● **What needs to be done**
Return the entries below verbatim. Pictures stay out.

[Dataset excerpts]
────

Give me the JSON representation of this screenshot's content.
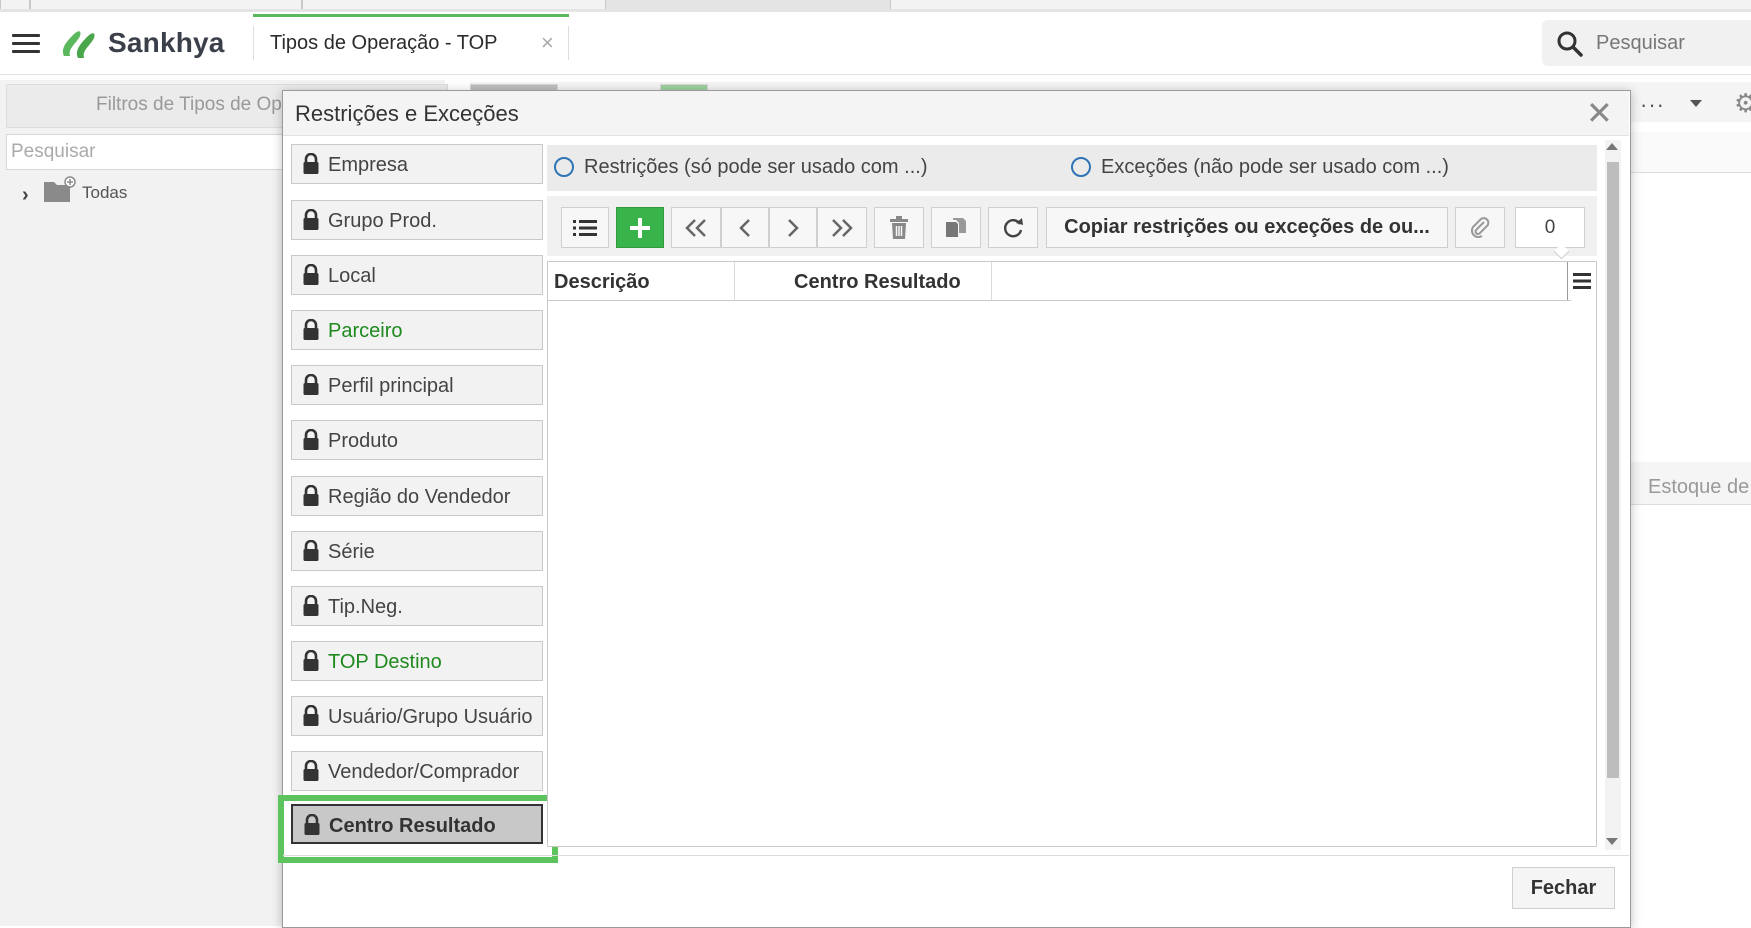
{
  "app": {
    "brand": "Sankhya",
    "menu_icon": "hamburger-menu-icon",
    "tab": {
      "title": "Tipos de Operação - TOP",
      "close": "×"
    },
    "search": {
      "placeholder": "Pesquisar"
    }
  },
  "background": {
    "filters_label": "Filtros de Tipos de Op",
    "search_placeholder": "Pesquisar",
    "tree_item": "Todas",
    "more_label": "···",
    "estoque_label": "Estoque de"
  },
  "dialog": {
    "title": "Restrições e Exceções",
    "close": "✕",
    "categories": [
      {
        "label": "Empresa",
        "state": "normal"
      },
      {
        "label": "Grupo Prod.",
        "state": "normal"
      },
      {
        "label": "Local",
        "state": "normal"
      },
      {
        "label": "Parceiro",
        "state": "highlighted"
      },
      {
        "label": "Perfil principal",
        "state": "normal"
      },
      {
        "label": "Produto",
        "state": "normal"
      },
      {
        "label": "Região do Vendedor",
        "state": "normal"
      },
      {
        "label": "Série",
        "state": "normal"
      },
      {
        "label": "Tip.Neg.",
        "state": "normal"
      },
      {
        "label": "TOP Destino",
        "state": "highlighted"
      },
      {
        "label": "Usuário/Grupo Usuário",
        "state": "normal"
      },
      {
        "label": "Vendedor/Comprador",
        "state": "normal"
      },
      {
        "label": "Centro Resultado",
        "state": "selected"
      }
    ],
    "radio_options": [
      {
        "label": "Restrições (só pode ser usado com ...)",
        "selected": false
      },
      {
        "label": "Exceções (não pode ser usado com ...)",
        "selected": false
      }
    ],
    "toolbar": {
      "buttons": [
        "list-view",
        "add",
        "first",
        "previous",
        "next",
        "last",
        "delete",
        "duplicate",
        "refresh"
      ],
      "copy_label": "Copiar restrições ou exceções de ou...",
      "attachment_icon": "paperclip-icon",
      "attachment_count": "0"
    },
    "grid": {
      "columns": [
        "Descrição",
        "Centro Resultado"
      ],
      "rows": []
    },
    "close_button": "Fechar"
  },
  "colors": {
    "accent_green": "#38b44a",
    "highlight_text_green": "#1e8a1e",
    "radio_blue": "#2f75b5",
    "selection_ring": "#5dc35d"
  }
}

────

● **Result below**
Give me the JSON representation of this screenshot's content.
{
  "app": {
    "brand": "Sankhya",
    "menu_icon": "hamburger-menu-icon",
    "tab": {
      "title": "Tipos de Operação - TOP",
      "close": "×"
    },
    "search": {
      "placeholder": "Pesquisar"
    }
  },
  "background": {
    "filters_label": "Filtros de Tipos de Op",
    "search_placeholder": "Pesquisar",
    "tree_item": "Todas",
    "more_label": "···",
    "estoque_label": "Estoque de"
  },
  "dialog": {
    "title": "Restrições e Exceções",
    "close": "✕",
    "categories": [
      {
        "label": "Empresa",
        "state": "normal"
      },
      {
        "label": "Grupo Prod.",
        "state": "normal"
      },
      {
        "label": "Local",
        "state": "normal"
      },
      {
        "label": "Parceiro",
        "state": "highlighted"
      },
      {
        "label": "Perfil principal",
        "state": "normal"
      },
      {
        "label": "Produto",
        "state": "normal"
      },
      {
        "label": "Região do Vendedor",
        "state": "normal"
      },
      {
        "label": "Série",
        "state": "normal"
      },
      {
        "label": "Tip.Neg.",
        "state": "normal"
      },
      {
        "label": "TOP Destino",
        "state": "highlighted"
      },
      {
        "label": "Usuário/Grupo Usuário",
        "state": "normal"
      },
      {
        "label": "Vendedor/Comprador",
        "state": "normal"
      },
      {
        "label": "Centro Resultado",
        "state": "selected"
      }
    ],
    "radio_options": [
      {
        "label": "Restrições (só pode ser usado com ...)",
        "selected": false
      },
      {
        "label": "Exceções (não pode ser usado com ...)",
        "selected": false
      }
    ],
    "toolbar": {
      "buttons": [
        "list-view",
        "add",
        "first",
        "previous",
        "next",
        "last",
        "delete",
        "duplicate",
        "refresh"
      ],
      "copy_label": "Copiar restrições ou exceções de ou...",
      "attachment_icon": "paperclip-icon",
      "attachment_count": "0"
    },
    "grid": {
      "columns": [
        "Descrição",
        "Centro Resultado"
      ],
      "rows": []
    },
    "close_button": "Fechar"
  },
  "colors": {
    "accent_green": "#38b44a",
    "highlight_text_green": "#1e8a1e",
    "radio_blue": "#2f75b5",
    "selection_ring": "#5dc35d"
  }
}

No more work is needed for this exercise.